- [Requirements]
In the court opinion below, what does positive ill will fail to do by itself?

- [Supplied passage]

- - -

First Nat. Bank of Hastings v. Corp. Sec. Co. 120 Minn. 105, 139 N.W. 296, holds that a complaint challenged by demurrer will be held sufficient if the facts alleged and those fairly inferable from the allegations give rise to a cause of action.

We hold that the complaint states a cause of action.

Reversed.


It is easy to say that "wrongful interference" with the contract rights of another resulting in his damage is an actionable wrong. That is undoubted law, except in those jurisdictions which have refused to apply the rule of Lumley v. Gye, 2 El. Bl. 216, 75 E.C.L. 216, 244. The difficulty arises in determining what makes a case of "wrongful interference," and is enhanced by considering malice an element instead of merely a frequent attendant of the offense. The word in the present connection is "a mere title" and "its use always occasions question and requires definition and explanation. * * * `When all that is meant by malice is an intention to commit an unlawful act without reference to spite or ill-feeling, it is better to drop the word * * * and so avoid all misunderstanding.'" R an W Hat Shop v. Sculley, 98 Conn. 1, 118 A. 55, 29 A.L.R. 551. Anyway, as all concede, positive ill will, while so often present in wrongful acts, cannot of itself make a lawful act unlawful. It is not the motive of a wrongdoer but the fact that, whatever his motive, he is a wrongdoer, that is material. Carnes v. St. Paul Union Stockyards Co. 164 Minn. 457, 205 N.W. 630, 206 N.W. 396.

- - -

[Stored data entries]
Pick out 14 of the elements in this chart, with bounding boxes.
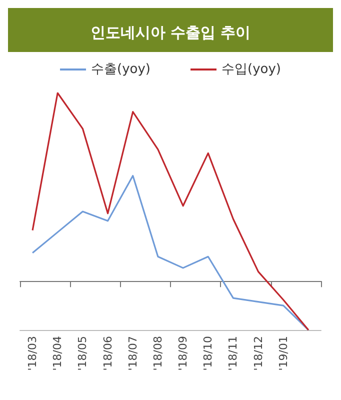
chart-title: 인도네시아 수출입 추이 — [90, 24, 251, 42]
x-tick-label: '18/10 — [202, 336, 215, 371]
x-tick-label: '18/09 — [176, 336, 190, 371]
x-tick-label: '18/06 — [101, 336, 114, 371]
x-tick-label: '18/04 — [51, 336, 64, 371]
x-tick-label: '18/11 — [226, 336, 240, 371]
x-tick-label: '18/12 — [252, 336, 265, 371]
x-tick-label: '18/07 — [126, 336, 140, 371]
x-tick-label: '18/03 — [26, 336, 40, 371]
legend-label: 수입(yoy) — [222, 62, 281, 77]
legend-label: 수출(yoy) — [91, 62, 150, 77]
x-tick-label: '18/05 — [76, 336, 90, 371]
x-tick-label: '18/08 — [151, 336, 164, 371]
x-tick-label: '19/01 — [276, 336, 290, 371]
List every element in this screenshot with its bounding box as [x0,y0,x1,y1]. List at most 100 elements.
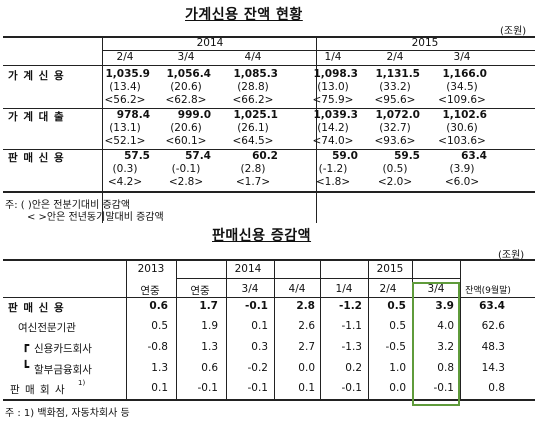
value-cell: 14.3 [481,362,505,374]
period-header: 연중 [190,285,210,297]
value-cell: 0.3 [251,341,268,353]
qoq-cell: (0.3) [112,163,138,175]
value-cell: 1,072.0 [375,109,420,121]
highlight-box [412,282,460,406]
year-header: 2015 [411,37,439,49]
table2-bottom-rule [3,399,535,401]
value-cell: 1.3 [151,362,168,374]
period-header: 3/4 [427,283,445,295]
quarter-header: 2/4 [386,51,404,63]
value-cell: 59.5 [394,150,420,162]
qoq-cell: (3.9) [449,163,475,175]
footnote-marker: 1) [78,379,86,387]
yoy-cell: <103.6> [438,135,486,147]
period-header: 2/4 [379,283,397,295]
yoy-cell: <95.6> [374,94,416,106]
table1-top-rule [3,36,535,38]
value-cell: 0.1 [298,382,315,394]
qoq-cell: (-1.2) [318,163,348,175]
row-rule [3,108,535,109]
value-cell: 1.3 [201,341,218,353]
value-cell: 999.0 [177,109,211,121]
value-cell: 0.2 [345,362,362,374]
value-cell: 63.4 [479,300,505,312]
value-cell: 57.4 [185,150,211,162]
row-label: 판 매 신 용 [8,302,65,314]
yoy-cell: <60.1> [165,135,207,147]
column-divider [368,259,369,399]
yoy-cell: <62.8> [165,94,207,106]
column-divider [176,259,177,399]
year-header: 2014 [196,37,224,49]
value-cell: -0.1 [197,382,219,394]
value-cell: 60.2 [252,150,278,162]
value-cell: 1.7 [199,300,218,312]
value-cell: 0.0 [389,382,406,394]
qoq-cell: (0.5) [382,163,408,175]
yoy-cell: <56.2> [104,94,146,106]
row-label: 판 매 회 사 [10,384,66,396]
table1-header-rule [3,65,535,66]
qoq-cell: (28.8) [237,81,269,93]
yoy-cell: <109.6> [438,94,486,106]
quarter-header: 2/4 [116,51,134,63]
year-rule [320,278,460,279]
yoy-cell: <2.0> [377,176,413,188]
table1-bottom-rule [3,191,535,193]
value-cell: 0.5 [389,320,406,332]
quarter-header: 1/4 [324,51,342,63]
value-cell: -0.8 [147,341,169,353]
value-cell: 2.7 [298,341,315,353]
value-cell: 2.6 [298,320,315,332]
value-cell: 57.5 [124,150,150,162]
value-cell: 0.1 [251,320,268,332]
value-cell: 62.6 [481,320,505,332]
column-divider [226,259,227,399]
table2-note: 주 : 1) 백화점, 자동차회사 등 [5,408,130,419]
column-divider [460,259,461,399]
year-header: 2015 [376,263,404,275]
qoq-cell: (2.8) [240,163,266,175]
year-header: 2013 [137,263,165,275]
value-cell: 0.6 [149,300,168,312]
qoq-cell: (20.6) [170,81,202,93]
yoy-cell: <74.0> [312,135,354,147]
column-divider [316,36,317,223]
value-cell: 0.6 [201,362,218,374]
value-cell: 978.4 [116,109,150,121]
period-header: 1/4 [335,283,353,295]
column-divider [126,259,127,399]
tree-connector-icon: ┗ [22,360,30,374]
quarter-header: 3/4 [177,51,195,63]
yoy-cell: <2.8> [168,176,204,188]
row-label: 판 매 신 용 [8,152,65,164]
value-cell: -1.2 [339,300,362,312]
table1-note: 주: ( )안은 전분기대비 증감액 [5,200,131,211]
column-divider [102,36,103,223]
yoy-cell: <1.8> [315,176,351,188]
value-cell: 1,131.5 [375,68,420,80]
qoq-cell: (14.2) [317,122,349,134]
column-divider [320,259,321,399]
table2-title: 판매신용 증감액 [212,228,312,244]
qoq-cell: (32.7) [379,122,411,134]
value-cell: 1.9 [201,320,218,332]
value-cell: 0.8 [488,382,505,394]
period-header: 잔액(9월말) [465,286,511,296]
table1-title: 가계신용 잔액 현황 [185,7,303,23]
row-label: 신용카드회사 [34,343,92,355]
value-cell: 1,166.0 [442,68,487,80]
value-cell: 0.5 [151,320,168,332]
value-cell: -1.3 [341,341,363,353]
period-header: 연중 [140,285,160,297]
value-cell: -1.1 [341,320,363,332]
qoq-cell: (13.0) [317,81,349,93]
quarter-header: 3/4 [453,51,471,63]
qoq-cell: (13.4) [109,81,141,93]
value-cell: 4.0 [437,320,454,332]
value-cell: 1,035.9 [105,68,150,80]
qoq-cell: (-0.1) [171,163,201,175]
yoy-cell: <66.2> [232,94,274,106]
period-header: 4/4 [288,283,306,295]
yoy-cell: <93.6> [374,135,416,147]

- - -

- [Answer to the task]
It cannot make a lawful act unlawful.